RECORDS FOR PROCESSING:
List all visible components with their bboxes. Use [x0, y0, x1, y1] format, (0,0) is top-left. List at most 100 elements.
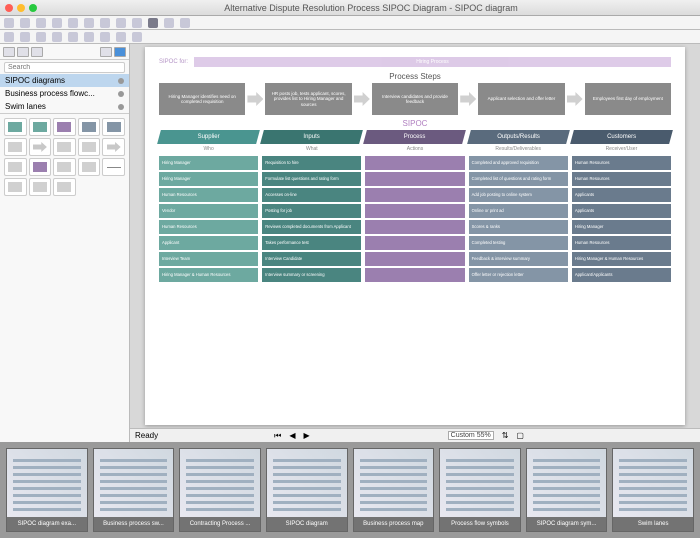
sipoc-cell[interactable]: Posting for job — [262, 204, 361, 218]
expand-icon[interactable] — [118, 91, 124, 97]
sipoc-cell[interactable]: Human Resources — [572, 236, 671, 250]
sidebar-item-1[interactable]: Business process flowc... — [0, 87, 129, 100]
minimize-icon[interactable] — [17, 4, 25, 12]
shape-arrow-1[interactable] — [29, 138, 52, 156]
shape-purple-1[interactable] — [53, 118, 76, 136]
sipoc-cell[interactable]: Applicants — [572, 188, 671, 202]
shape-gray-4[interactable] — [4, 158, 27, 176]
back-icon[interactable] — [132, 32, 142, 42]
shape-gray-8[interactable] — [29, 178, 52, 196]
shape-arrow-2[interactable] — [102, 138, 125, 156]
gallery-thumb-2[interactable]: Contracting Process ... — [179, 448, 261, 532]
gallery-thumb-4[interactable]: Business process map — [353, 448, 435, 532]
library-icon[interactable] — [3, 47, 15, 57]
align-right-icon[interactable] — [68, 32, 78, 42]
sipoc-cell[interactable]: Completed testing — [469, 236, 568, 250]
sipoc-cell[interactable] — [365, 204, 464, 218]
sipoc-cell[interactable] — [365, 188, 464, 202]
shape-gray-9[interactable] — [53, 178, 76, 196]
tool-arc-icon[interactable] — [100, 18, 110, 28]
align-center-icon[interactable] — [52, 32, 62, 42]
sipoc-cell[interactable]: Hiring Manager — [159, 172, 258, 186]
undo-icon[interactable] — [4, 32, 14, 42]
col-header-shape[interactable]: Supplier — [157, 130, 260, 144]
shape-gray-3[interactable] — [78, 138, 101, 156]
tool-connector-icon[interactable] — [84, 18, 94, 28]
sipoc-cell[interactable] — [365, 268, 464, 282]
shape-gray-7[interactable] — [4, 178, 27, 196]
sipoc-cell[interactable]: Hiring Manager — [159, 156, 258, 170]
tool-pointer-icon[interactable] — [4, 18, 14, 28]
gallery-thumb-3[interactable]: SIPOC diagram — [266, 448, 348, 532]
grid-icon[interactable] — [31, 47, 43, 57]
sipoc-cell[interactable]: Formulate list questions and rating form — [262, 172, 361, 186]
zoom-dropdown[interactable]: Custom 55% — [448, 431, 494, 440]
group-icon[interactable] — [84, 32, 94, 42]
sipoc-cell[interactable]: Interview Candidate — [262, 252, 361, 266]
shapes-icon[interactable] — [17, 47, 29, 57]
sipoc-cell[interactable]: Online or print ad — [469, 204, 568, 218]
shape-slate-2[interactable] — [102, 118, 125, 136]
expand-icon[interactable] — [118, 104, 124, 110]
search-input[interactable] — [4, 62, 125, 73]
page-nav-next-icon[interactable]: ▶ — [303, 431, 309, 440]
shape-slate-1[interactable] — [78, 118, 101, 136]
sipoc-cell[interactable]: Takes performance test — [262, 236, 361, 250]
shape-gray-6[interactable] — [78, 158, 101, 176]
sipoc-cell[interactable]: Vendor — [159, 204, 258, 218]
col-header-shape[interactable]: Customers — [570, 130, 673, 144]
gallery-thumb-6[interactable]: SIPOC diagram sym... — [526, 448, 608, 532]
maximize-icon[interactable] — [29, 4, 37, 12]
sipoc-cell[interactable]: Hiring Manager — [572, 220, 671, 234]
tool-curve-icon[interactable] — [116, 18, 126, 28]
shape-teal-1[interactable] — [4, 118, 27, 136]
search-toggle-icon[interactable] — [114, 47, 126, 57]
redo-icon[interactable] — [20, 32, 30, 42]
col-header-shape[interactable]: Inputs — [260, 130, 363, 144]
sipoc-cell[interactable]: Human Resources — [572, 172, 671, 186]
tool-table-icon[interactable] — [180, 18, 190, 28]
tool-image-icon[interactable] — [164, 18, 174, 28]
gallery-thumb-5[interactable]: Process flow symbols — [439, 448, 521, 532]
page-nav-prev-icon[interactable]: ◀ — [289, 431, 295, 440]
process-step-4[interactable]: Employees first day of employment — [585, 83, 671, 115]
expand-icon[interactable] — [118, 78, 124, 84]
gallery-thumb-7[interactable]: Swim lanes — [612, 448, 694, 532]
shape-gray-1[interactable] — [4, 138, 27, 156]
ungroup-icon[interactable] — [100, 32, 110, 42]
sipoc-cell[interactable] — [365, 236, 464, 250]
sipoc-cell[interactable]: Add job posting to online system — [469, 188, 568, 202]
tool-shape-icon[interactable] — [52, 18, 62, 28]
sipoc-cell[interactable]: Hiring Manager & Human Resources — [159, 268, 258, 282]
sipoc-cell[interactable]: Feedback & interview summary — [469, 252, 568, 266]
sipoc-cell[interactable]: Human Resources — [572, 156, 671, 170]
sipoc-cell[interactable]: Hiring Manager & Human Resources — [572, 252, 671, 266]
sipoc-cell[interactable]: Interview summary or screening — [262, 268, 361, 282]
canvas[interactable]: SIPOC for: Hiring Process Process Steps … — [130, 44, 700, 428]
front-icon[interactable] — [116, 32, 126, 42]
shape-gray-5[interactable] — [53, 158, 76, 176]
sipoc-cell[interactable]: Applicant — [159, 236, 258, 250]
sipoc-cell[interactable]: Interview Team — [159, 252, 258, 266]
tool-line-icon[interactable] — [68, 18, 78, 28]
fit-page-icon[interactable]: ▢ — [516, 431, 524, 440]
sipoc-cell[interactable] — [365, 172, 464, 186]
sipoc-cell[interactable]: Human Resources — [159, 188, 258, 202]
tool-text-icon[interactable] — [36, 18, 46, 28]
process-step-1[interactable]: HR posts job, tests applicant, scores, p… — [265, 83, 351, 115]
list-view-icon[interactable] — [100, 47, 112, 57]
sipoc-cell[interactable]: Completed list of questions and rating f… — [469, 172, 568, 186]
sipoc-cell[interactable]: Scores & ranks — [469, 220, 568, 234]
process-step-2[interactable]: Interview candidates and provide feedbac… — [372, 83, 458, 115]
sipoc-cell[interactable]: Completed and approved requisition — [469, 156, 568, 170]
process-step-3[interactable]: Applicant selection and offer letter — [478, 83, 564, 115]
tool-hand-icon[interactable] — [20, 18, 30, 28]
shape-gray-2[interactable] — [53, 138, 76, 156]
sidebar-item-2[interactable]: Swim lanes — [0, 100, 129, 113]
shape-line[interactable] — [102, 158, 125, 176]
sipoc-cell[interactable]: Offer letter or rejection letter — [469, 268, 568, 282]
col-header-shape[interactable]: Outputs/Results — [467, 130, 570, 144]
gallery-thumb-1[interactable]: Business process sw... — [93, 448, 175, 532]
sipoc-cell[interactable]: Human Resources — [159, 220, 258, 234]
close-icon[interactable] — [5, 4, 13, 12]
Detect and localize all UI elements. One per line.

DO THIS:
Reproduce every line of the records above verbatim, leaving out the pictures.

EXERCISE RESPONSE:
List all visible components with their bboxes. Use [x0, y0, x1, y1] format, (0,0) is top-left. List at most 100 elements.
sipoc-cell[interactable]: Posting for job — [262, 204, 361, 218]
expand-icon[interactable] — [118, 91, 124, 97]
sipoc-cell[interactable]: Human Resources — [572, 236, 671, 250]
sidebar-item-1[interactable]: Business process flowc... — [0, 87, 129, 100]
minimize-icon[interactable] — [17, 4, 25, 12]
shape-arrow-1[interactable] — [29, 138, 52, 156]
shape-purple-1[interactable] — [53, 118, 76, 136]
sipoc-cell[interactable]: Applicants — [572, 188, 671, 202]
shape-gray-4[interactable] — [4, 158, 27, 176]
back-icon[interactable] — [132, 32, 142, 42]
shape-gray-8[interactable] — [29, 178, 52, 196]
shape-arrow-2[interactable] — [102, 138, 125, 156]
gallery-thumb-2[interactable]: Contracting Process ... — [179, 448, 261, 532]
gallery-thumb-4[interactable]: Business process map — [353, 448, 435, 532]
library-icon[interactable] — [3, 47, 15, 57]
align-right-icon[interactable] — [68, 32, 78, 42]
sipoc-cell[interactable]: Completed testing — [469, 236, 568, 250]
sipoc-cell[interactable] — [365, 204, 464, 218]
sipoc-cell[interactable] — [365, 188, 464, 202]
shape-gray-9[interactable] — [53, 178, 76, 196]
tool-arc-icon[interactable] — [100, 18, 110, 28]
align-center-icon[interactable] — [52, 32, 62, 42]
sipoc-cell[interactable]: Hiring Manager — [159, 172, 258, 186]
undo-icon[interactable] — [4, 32, 14, 42]
col-header-shape[interactable]: Supplier — [157, 130, 260, 144]
shape-gray-3[interactable] — [78, 138, 101, 156]
tool-connector-icon[interactable] — [84, 18, 94, 28]
sipoc-cell[interactable] — [365, 268, 464, 282]
shape-gray-7[interactable] — [4, 178, 27, 196]
sipoc-cell[interactable]: Hiring Manager — [159, 156, 258, 170]
tool-pointer-icon[interactable] — [4, 18, 14, 28]
gallery-thumb-3[interactable]: SIPOC diagram — [266, 448, 348, 532]
grid-icon[interactable] — [31, 47, 43, 57]
sipoc-cell[interactable]: Formulate list questions and rating form — [262, 172, 361, 186]
zoom-dropdown[interactable]: Custom 55% — [448, 431, 494, 440]
group-icon[interactable] — [84, 32, 94, 42]
sipoc-cell[interactable]: Interview Candidate — [262, 252, 361, 266]
shapes-icon[interactable] — [17, 47, 29, 57]
sipoc-cell[interactable]: Online or print ad — [469, 204, 568, 218]
shape-slate-2[interactable] — [102, 118, 125, 136]
expand-icon[interactable] — [118, 104, 124, 110]
search-input[interactable] — [4, 62, 125, 73]
page-nav-next-icon[interactable]: ▶ — [303, 431, 309, 440]
shape-slate-1[interactable] — [78, 118, 101, 136]
sipoc-cell[interactable]: Takes performance test — [262, 236, 361, 250]
shape-gray-6[interactable] — [78, 158, 101, 176]
sipoc-cell[interactable]: Vendor — [159, 204, 258, 218]
col-header-shape[interactable]: Customers — [570, 130, 673, 144]
gallery-thumb-6[interactable]: SIPOC diagram sym... — [526, 448, 608, 532]
maximize-icon[interactable] — [29, 4, 37, 12]
sipoc-cell[interactable]: Hiring Manager — [572, 220, 671, 234]
tool-curve-icon[interactable] — [116, 18, 126, 28]
shape-teal-1[interactable] — [4, 118, 27, 136]
search-toggle-icon[interactable] — [114, 47, 126, 57]
redo-icon[interactable] — [20, 32, 30, 42]
col-header-shape[interactable]: Inputs — [260, 130, 363, 144]
sipoc-cell[interactable]: Human Resources — [572, 172, 671, 186]
tool-table-icon[interactable] — [180, 18, 190, 28]
tool-image-icon[interactable] — [164, 18, 174, 28]
gallery-thumb-5[interactable]: Process flow symbols — [439, 448, 521, 532]
page-nav-prev-icon[interactable]: ◀ — [289, 431, 295, 440]
process-step-4[interactable]: Employees first day of employment — [585, 83, 671, 115]
expand-icon[interactable] — [118, 78, 124, 84]
gallery-thumb-7[interactable]: Swim lanes — [612, 448, 694, 532]
shape-gray-1[interactable] — [4, 138, 27, 156]
ungroup-icon[interactable] — [100, 32, 110, 42]
sipoc-cell[interactable] — [365, 236, 464, 250]
sipoc-cell[interactable]: Add job posting to online system — [469, 188, 568, 202]
tool-shape-icon[interactable] — [52, 18, 62, 28]
sipoc-cell[interactable]: Hiring Manager & Human Resources — [159, 268, 258, 282]
sipoc-cell[interactable]: Feedback & interview summary — [469, 252, 568, 266]
sipoc-cell[interactable]: Human Resources — [572, 156, 671, 170]
sipoc-cell[interactable]: Hiring Manager & Human Resources — [572, 252, 671, 266]
sipoc-cell[interactable]: Interview summary or screening — [262, 268, 361, 282]
canvas[interactable]: SIPOC for: Hiring Process Process Steps … — [130, 44, 700, 428]
front-icon[interactable] — [116, 32, 126, 42]
shape-gray-5[interactable] — [53, 158, 76, 176]
sipoc-cell[interactable]: Applicant — [159, 236, 258, 250]
sipoc-cell[interactable]: Interview Team — [159, 252, 258, 266]
tool-line-icon[interactable] — [68, 18, 78, 28]
fit-page-icon[interactable]: ▢ — [516, 431, 524, 440]
sipoc-cell[interactable] — [365, 172, 464, 186]
sipoc-cell[interactable]: Human Resources — [159, 188, 258, 202]
tool-text-icon[interactable] — [36, 18, 46, 28]
process-step-1[interactable]: HR posts job, tests applicant, scores, p… — [265, 83, 351, 115]
list-view-icon[interactable] — [100, 47, 112, 57]
sipoc-cell[interactable]: Completed list of questions and rating f… — [469, 172, 568, 186]
sipoc-cell[interactable]: Scores & ranks — [469, 220, 568, 234]
process-step-2[interactable]: Interview candidates and provide feedbac… — [372, 83, 458, 115]
sipoc-cell[interactable]: Completed and approved requisition — [469, 156, 568, 170]
process-step-3[interactable]: Applicant selection and offer letter — [478, 83, 564, 115]
tool-hand-icon[interactable] — [20, 18, 30, 28]
shape-gray-2[interactable] — [53, 138, 76, 156]
sidebar-item-2[interactable]: Swim lanes — [0, 100, 129, 113]
shape-line[interactable] — [102, 158, 125, 176]
sipoc-cell[interactable]: Offer letter or rejection letter — [469, 268, 568, 282]
col-header-shape[interactable]: Outputs/Results — [467, 130, 570, 144]
gallery-thumb-1[interactable]: Business process sw... — [93, 448, 175, 532]
sipoc-cell[interactable]: Human Resources — [159, 220, 258, 234]
close-icon[interactable] — [5, 4, 13, 12]
Detect and localize all UI elements. One per line.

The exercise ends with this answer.